§ Task requirements:
Below are entries. Pull out all lines containing "toisen".

§ Excerpted data:
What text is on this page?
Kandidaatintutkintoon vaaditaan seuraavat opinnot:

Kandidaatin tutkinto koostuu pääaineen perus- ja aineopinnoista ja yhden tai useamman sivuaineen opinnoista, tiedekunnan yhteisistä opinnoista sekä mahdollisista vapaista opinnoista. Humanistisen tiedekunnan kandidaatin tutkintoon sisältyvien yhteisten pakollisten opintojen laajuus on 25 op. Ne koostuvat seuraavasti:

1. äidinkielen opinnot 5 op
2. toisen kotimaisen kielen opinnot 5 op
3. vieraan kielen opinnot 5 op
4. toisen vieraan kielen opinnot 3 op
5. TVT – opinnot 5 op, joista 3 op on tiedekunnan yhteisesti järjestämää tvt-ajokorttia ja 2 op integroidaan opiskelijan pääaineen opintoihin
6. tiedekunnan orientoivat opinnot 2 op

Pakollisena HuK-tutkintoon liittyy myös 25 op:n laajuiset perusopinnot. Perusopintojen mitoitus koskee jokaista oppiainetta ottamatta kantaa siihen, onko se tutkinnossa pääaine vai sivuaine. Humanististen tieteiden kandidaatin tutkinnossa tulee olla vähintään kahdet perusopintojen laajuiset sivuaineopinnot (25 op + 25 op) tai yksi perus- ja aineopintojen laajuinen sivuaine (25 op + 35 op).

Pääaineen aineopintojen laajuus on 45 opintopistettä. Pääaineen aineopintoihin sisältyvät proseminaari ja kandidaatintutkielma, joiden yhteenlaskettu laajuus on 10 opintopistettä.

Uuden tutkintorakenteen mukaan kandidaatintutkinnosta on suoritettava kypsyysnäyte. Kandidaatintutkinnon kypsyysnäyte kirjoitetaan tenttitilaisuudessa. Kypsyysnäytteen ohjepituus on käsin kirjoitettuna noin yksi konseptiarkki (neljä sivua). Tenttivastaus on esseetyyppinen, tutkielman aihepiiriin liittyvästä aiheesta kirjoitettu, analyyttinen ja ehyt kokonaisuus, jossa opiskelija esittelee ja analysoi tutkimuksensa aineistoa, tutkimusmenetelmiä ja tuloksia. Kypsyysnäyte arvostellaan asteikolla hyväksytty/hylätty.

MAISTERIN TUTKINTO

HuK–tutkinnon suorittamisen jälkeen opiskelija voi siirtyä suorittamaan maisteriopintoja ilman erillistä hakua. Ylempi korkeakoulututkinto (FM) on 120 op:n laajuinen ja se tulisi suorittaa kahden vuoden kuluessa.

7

§ Solution to the exercise:
2. toisen kotimaisen kielen opinnot 5 op
4. toisen vieraan kielen opinnot 3 op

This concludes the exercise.